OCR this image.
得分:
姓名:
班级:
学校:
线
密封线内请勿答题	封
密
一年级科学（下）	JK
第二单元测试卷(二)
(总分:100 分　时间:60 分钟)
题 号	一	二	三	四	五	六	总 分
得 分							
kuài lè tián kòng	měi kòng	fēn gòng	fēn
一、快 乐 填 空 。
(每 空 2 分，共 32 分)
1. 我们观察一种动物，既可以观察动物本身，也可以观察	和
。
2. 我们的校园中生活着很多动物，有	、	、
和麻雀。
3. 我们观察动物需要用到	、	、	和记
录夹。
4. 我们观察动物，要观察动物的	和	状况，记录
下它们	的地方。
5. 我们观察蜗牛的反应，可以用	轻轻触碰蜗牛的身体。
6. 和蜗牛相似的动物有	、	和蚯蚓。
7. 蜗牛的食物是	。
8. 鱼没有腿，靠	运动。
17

◇ ◇ ◇ ◇ ◇ ◇ ◇

Work to complete: Copy out every line of the data above, exactly as given.

The reply:
OCR this image.
得分:
姓名:
班级:
学校:
线
密封线内请勿答题	封
密
一年级科学（下）	JK
第二单元测试卷(二)
(总分:100 分　时间:60 分钟)
题 号	一	二	三	四	五	六	总 分
得 分							
kuài lè tián kòng	měi kòng	fēn gòng	fēn
一、快 乐 填 空 。
(每 空 2 分，共 32 分)
1. 我们观察一种动物，既可以观察动物本身，也可以观察	和
。
2. 我们的校园中生活着很多动物，有	、	、
和麻雀。
3. 我们观察动物需要用到	、	、	和记
录夹。
4. 我们观察动物，要观察动物的	和	状况，记录
下它们	的地方。
5. 我们观察蜗牛的反应，可以用	轻轻触碰蜗牛的身体。
6. 和蜗牛相似的动物有	、	和蚯蚓。
7. 蜗牛的食物是	。
8. 鱼没有腿，靠	运动。
17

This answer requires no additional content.